# TASK
Copy all lines that contain the word "Heat".

####

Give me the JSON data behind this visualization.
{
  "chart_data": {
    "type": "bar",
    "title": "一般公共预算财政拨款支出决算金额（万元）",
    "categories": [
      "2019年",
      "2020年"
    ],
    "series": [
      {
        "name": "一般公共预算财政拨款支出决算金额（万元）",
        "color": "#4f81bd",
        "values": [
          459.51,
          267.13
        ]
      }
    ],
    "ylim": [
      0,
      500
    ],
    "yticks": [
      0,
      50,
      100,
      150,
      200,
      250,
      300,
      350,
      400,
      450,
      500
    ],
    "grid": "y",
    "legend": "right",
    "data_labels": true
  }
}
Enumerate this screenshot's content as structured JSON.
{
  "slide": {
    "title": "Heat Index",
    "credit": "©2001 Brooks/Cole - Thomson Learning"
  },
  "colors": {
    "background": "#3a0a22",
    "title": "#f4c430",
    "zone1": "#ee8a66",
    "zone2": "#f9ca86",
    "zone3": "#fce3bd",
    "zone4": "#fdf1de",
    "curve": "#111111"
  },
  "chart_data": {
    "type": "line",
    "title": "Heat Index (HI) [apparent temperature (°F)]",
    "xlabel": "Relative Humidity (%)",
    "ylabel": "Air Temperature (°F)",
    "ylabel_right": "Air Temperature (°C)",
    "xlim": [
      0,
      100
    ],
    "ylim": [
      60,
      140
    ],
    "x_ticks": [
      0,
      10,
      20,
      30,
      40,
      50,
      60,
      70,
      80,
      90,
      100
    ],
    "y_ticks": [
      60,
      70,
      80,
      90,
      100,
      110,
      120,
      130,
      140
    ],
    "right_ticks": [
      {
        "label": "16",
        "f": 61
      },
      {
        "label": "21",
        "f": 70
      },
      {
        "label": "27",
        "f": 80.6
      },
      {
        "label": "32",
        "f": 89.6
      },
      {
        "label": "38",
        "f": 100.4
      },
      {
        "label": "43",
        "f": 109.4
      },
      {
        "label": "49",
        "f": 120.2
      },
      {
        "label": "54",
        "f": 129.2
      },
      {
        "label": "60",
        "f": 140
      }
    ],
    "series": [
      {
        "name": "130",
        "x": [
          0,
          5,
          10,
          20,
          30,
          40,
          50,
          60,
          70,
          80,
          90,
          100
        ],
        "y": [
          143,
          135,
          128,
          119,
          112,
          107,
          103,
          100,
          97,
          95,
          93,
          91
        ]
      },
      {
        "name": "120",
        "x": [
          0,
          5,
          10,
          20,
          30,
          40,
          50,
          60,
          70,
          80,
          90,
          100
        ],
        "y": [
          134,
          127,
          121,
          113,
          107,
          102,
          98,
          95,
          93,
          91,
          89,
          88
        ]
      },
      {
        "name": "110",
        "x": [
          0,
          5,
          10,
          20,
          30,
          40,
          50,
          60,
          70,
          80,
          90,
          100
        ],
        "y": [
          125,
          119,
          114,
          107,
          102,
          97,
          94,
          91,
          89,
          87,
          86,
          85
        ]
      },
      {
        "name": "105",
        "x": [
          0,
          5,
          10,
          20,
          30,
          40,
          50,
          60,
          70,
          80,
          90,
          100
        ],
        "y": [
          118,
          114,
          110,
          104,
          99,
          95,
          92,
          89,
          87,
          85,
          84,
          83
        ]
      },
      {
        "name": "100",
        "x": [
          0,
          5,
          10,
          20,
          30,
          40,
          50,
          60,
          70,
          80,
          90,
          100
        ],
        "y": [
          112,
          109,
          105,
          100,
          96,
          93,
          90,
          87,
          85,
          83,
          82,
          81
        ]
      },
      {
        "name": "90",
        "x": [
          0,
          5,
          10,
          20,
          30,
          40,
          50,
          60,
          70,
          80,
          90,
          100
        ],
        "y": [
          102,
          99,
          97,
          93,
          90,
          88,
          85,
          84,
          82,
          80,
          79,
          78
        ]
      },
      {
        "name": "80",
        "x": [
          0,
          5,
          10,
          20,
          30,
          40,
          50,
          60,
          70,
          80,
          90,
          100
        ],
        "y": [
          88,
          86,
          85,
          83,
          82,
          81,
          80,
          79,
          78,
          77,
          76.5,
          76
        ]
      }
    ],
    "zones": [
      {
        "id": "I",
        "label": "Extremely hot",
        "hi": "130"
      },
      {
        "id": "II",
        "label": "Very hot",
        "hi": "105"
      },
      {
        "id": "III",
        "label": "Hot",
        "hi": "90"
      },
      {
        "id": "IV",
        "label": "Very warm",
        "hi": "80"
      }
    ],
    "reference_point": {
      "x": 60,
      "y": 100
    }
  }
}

####

# EXERCISE OUTPUT
    "title": "Heat Index",
    "title": "Heat Index (HI) [apparent temperature (°F)]",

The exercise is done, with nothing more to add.